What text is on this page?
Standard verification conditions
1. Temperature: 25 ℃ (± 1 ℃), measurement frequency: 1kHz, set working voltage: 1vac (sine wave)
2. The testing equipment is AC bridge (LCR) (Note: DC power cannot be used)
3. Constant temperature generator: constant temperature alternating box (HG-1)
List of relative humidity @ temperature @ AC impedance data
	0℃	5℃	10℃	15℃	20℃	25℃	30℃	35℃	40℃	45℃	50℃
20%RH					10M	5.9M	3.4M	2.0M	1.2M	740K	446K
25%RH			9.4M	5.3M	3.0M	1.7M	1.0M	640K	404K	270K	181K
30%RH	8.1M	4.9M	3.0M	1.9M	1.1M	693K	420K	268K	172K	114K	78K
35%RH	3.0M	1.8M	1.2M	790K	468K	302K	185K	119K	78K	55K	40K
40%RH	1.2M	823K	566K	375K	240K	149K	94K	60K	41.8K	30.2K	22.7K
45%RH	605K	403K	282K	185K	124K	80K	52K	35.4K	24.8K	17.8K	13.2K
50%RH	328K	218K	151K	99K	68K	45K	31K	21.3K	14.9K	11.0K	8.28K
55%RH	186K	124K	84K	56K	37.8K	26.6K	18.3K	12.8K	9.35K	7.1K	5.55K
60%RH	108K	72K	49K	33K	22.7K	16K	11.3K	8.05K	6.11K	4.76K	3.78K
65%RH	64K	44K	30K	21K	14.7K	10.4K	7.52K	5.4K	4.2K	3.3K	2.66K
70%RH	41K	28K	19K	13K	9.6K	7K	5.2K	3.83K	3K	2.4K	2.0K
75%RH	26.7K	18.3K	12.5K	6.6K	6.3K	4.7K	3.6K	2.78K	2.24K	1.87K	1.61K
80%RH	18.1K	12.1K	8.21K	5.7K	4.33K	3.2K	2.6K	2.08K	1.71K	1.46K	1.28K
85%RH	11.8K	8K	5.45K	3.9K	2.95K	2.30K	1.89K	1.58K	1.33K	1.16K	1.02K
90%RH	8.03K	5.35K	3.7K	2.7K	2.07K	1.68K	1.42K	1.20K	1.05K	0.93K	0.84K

→ **Problem description**:
Reproduce every record, matching each line exactly.

→ **Response to this task**:
What text is on this page?
Standard verification conditions
1. Temperature: 25 ℃ (± 1 ℃), measurement frequency: 1kHz, set working voltage: 1vac (sine wave)
2. The testing equipment is AC bridge (LCR) (Note: DC power cannot be used)
3. Constant temperature generator: constant temperature alternating box (HG-1)
List of relative humidity @ temperature @ AC impedance data
	0℃	5℃	10℃	15℃	20℃	25℃	30℃	35℃	40℃	45℃	50℃
20%RH					10M	5.9M	3.4M	2.0M	1.2M	740K	446K
25%RH			9.4M	5.3M	3.0M	1.7M	1.0M	640K	404K	270K	181K
30%RH	8.1M	4.9M	3.0M	1.9M	1.1M	693K	420K	268K	172K	114K	78K
35%RH	3.0M	1.8M	1.2M	790K	468K	302K	185K	119K	78K	55K	40K
40%RH	1.2M	823K	566K	375K	240K	149K	94K	60K	41.8K	30.2K	22.7K
45%RH	605K	403K	282K	185K	124K	80K	52K	35.4K	24.8K	17.8K	13.2K
50%RH	328K	218K	151K	99K	68K	45K	31K	21.3K	14.9K	11.0K	8.28K
55%RH	186K	124K	84K	56K	37.8K	26.6K	18.3K	12.8K	9.35K	7.1K	5.55K
60%RH	108K	72K	49K	33K	22.7K	16K	11.3K	8.05K	6.11K	4.76K	3.78K
65%RH	64K	44K	30K	21K	14.7K	10.4K	7.52K	5.4K	4.2K	3.3K	2.66K
70%RH	41K	28K	19K	13K	9.6K	7K	5.2K	3.83K	3K	2.4K	2.0K
75%RH	26.7K	18.3K	12.5K	6.6K	6.3K	4.7K	3.6K	2.78K	2.24K	1.87K	1.61K
80%RH	18.1K	12.1K	8.21K	5.7K	4.33K	3.2K	2.6K	2.08K	1.71K	1.46K	1.28K
85%RH	11.8K	8K	5.45K	3.9K	2.95K	2.30K	1.89K	1.58K	1.33K	1.16K	1.02K
90%RH	8.03K	5.35K	3.7K	2.7K	2.07K	1.68K	1.42K	1.20K	1.05K	0.93K	0.84K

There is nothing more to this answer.